(Dataset items)

-- START --

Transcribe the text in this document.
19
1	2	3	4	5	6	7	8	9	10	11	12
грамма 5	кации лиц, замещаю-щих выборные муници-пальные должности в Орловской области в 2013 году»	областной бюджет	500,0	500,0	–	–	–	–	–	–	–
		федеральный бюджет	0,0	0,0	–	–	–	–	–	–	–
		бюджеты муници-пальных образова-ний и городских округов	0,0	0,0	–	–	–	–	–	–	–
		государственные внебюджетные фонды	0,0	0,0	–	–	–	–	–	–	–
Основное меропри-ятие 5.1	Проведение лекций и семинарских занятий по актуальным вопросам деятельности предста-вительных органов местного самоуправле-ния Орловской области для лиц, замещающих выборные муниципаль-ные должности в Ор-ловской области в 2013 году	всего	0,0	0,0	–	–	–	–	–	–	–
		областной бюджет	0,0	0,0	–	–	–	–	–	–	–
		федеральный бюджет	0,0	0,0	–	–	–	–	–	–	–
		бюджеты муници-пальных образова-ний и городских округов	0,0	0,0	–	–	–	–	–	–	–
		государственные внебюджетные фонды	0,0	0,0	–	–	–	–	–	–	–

-- END --

Quote the listing in full, please, keeping every line exact.

Transcribe the text in this document.
19
1	2	3	4	5	6	7	8	9	10	11	12
грамма 5	кации лиц, замещаю-щих выборные муници-пальные должности в Орловской области в 2013 году»	областной бюджет	500,0	500,0	–	–	–	–	–	–	–
		федеральный бюджет	0,0	0,0	–	–	–	–	–	–	–
		бюджеты муници-пальных образова-ний и городских округов	0,0	0,0	–	–	–	–	–	–	–
		государственные внебюджетные фонды	0,0	0,0	–	–	–	–	–	–	–
Основное меропри-ятие 5.1	Проведение лекций и семинарских занятий по актуальным вопросам деятельности предста-вительных органов местного самоуправле-ния Орловской области для лиц, замещающих выборные муниципаль-ные должности в Ор-ловской области в 2013 году	всего	0,0	0,0	–	–	–	–	–	–	–
		областной бюджет	0,0	0,0	–	–	–	–	–	–	–
		федеральный бюджет	0,0	0,0	–	–	–	–	–	–	–
		бюджеты муници-пальных образова-ний и городских округов	0,0	0,0	–	–	–	–	–	–	–
		государственные внебюджетные фонды	0,0	0,0	–	–	–	–	–	–	–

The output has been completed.